Begin EXCERPTED RECORDS
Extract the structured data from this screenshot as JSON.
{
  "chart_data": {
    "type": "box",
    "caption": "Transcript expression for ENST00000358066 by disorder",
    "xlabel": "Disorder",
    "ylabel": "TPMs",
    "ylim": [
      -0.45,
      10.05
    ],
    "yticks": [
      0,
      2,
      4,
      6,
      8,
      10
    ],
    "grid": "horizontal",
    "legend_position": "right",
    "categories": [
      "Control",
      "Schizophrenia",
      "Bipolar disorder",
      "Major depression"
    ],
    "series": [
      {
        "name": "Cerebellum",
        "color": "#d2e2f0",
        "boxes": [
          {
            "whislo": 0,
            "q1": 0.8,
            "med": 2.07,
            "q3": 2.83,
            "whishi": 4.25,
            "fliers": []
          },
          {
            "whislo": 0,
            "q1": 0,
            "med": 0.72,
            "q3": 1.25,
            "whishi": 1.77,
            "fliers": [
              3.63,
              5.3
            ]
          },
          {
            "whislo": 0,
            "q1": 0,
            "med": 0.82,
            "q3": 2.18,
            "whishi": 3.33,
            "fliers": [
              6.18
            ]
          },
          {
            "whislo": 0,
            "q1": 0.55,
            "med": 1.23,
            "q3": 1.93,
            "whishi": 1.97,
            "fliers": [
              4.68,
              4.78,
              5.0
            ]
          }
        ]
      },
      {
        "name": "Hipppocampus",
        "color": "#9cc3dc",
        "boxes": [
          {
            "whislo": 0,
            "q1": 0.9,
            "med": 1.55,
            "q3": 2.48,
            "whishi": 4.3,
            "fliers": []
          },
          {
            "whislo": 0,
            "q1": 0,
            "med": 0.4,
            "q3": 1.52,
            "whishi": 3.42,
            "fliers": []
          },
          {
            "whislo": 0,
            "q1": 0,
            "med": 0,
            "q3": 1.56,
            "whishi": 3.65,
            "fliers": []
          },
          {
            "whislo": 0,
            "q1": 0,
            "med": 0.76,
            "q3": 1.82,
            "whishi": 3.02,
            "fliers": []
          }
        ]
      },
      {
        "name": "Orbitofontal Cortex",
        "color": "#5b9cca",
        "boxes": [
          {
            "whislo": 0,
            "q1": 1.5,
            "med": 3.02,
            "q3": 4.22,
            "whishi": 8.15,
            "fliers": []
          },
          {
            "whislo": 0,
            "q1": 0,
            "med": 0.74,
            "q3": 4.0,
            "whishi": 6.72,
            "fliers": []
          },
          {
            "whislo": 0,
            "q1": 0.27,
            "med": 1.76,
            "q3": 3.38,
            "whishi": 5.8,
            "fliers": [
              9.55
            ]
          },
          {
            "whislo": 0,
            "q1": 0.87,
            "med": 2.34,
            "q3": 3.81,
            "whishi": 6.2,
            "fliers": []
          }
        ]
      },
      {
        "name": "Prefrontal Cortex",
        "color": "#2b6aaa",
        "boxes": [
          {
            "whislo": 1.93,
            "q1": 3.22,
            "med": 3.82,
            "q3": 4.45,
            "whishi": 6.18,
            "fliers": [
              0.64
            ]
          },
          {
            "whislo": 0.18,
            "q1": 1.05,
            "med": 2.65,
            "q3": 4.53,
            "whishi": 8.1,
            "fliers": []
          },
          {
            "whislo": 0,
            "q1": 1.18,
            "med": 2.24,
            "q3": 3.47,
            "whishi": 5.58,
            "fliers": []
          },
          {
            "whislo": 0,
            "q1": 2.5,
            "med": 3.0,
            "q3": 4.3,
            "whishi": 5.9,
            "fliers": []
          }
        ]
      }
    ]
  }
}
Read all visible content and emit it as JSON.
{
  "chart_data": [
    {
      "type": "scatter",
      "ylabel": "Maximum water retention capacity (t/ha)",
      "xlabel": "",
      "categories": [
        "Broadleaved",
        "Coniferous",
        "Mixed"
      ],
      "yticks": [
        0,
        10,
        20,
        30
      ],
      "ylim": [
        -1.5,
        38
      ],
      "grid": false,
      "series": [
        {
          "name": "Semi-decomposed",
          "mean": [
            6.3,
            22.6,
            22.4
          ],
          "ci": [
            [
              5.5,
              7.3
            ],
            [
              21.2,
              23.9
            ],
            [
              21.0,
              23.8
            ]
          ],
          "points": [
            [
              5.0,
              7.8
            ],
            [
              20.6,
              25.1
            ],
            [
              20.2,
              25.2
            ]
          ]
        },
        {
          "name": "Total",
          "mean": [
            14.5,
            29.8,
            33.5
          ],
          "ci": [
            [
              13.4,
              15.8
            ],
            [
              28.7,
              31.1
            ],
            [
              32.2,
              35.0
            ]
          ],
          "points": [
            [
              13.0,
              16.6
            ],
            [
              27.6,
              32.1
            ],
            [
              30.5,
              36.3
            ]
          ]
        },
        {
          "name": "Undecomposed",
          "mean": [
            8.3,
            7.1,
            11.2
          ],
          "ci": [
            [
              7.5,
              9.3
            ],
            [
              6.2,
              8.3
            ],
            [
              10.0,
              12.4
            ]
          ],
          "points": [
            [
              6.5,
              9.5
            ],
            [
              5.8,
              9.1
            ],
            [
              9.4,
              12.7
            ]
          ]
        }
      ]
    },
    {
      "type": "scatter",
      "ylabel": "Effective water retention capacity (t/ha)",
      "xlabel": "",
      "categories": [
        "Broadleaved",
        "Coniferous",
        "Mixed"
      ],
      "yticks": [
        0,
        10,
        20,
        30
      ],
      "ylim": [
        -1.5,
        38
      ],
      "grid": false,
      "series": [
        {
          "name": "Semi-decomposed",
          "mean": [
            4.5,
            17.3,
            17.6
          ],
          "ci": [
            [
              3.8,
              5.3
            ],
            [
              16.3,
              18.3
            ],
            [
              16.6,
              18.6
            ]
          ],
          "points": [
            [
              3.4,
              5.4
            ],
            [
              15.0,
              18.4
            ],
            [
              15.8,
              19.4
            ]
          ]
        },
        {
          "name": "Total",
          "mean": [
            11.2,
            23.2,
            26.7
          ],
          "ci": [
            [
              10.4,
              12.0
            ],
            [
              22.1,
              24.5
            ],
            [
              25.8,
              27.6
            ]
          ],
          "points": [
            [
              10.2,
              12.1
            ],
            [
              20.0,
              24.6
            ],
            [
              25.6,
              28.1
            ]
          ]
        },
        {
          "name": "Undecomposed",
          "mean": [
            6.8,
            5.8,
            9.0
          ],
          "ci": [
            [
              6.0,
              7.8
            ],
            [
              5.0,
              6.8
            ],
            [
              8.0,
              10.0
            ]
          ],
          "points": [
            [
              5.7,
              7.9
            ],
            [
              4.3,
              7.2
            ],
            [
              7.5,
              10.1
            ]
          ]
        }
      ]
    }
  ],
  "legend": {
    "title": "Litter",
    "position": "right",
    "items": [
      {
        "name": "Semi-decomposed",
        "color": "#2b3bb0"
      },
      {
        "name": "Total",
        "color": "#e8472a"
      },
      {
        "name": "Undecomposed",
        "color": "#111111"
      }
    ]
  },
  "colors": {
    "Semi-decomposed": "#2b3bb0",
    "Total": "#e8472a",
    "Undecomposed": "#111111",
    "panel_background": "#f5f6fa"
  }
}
End EXCERPTED RECORDS
| TASK DETAILS |
Tell how many lines of the data include the word "Semi", and nothing else.

| EXPECTED OUTPUT |
4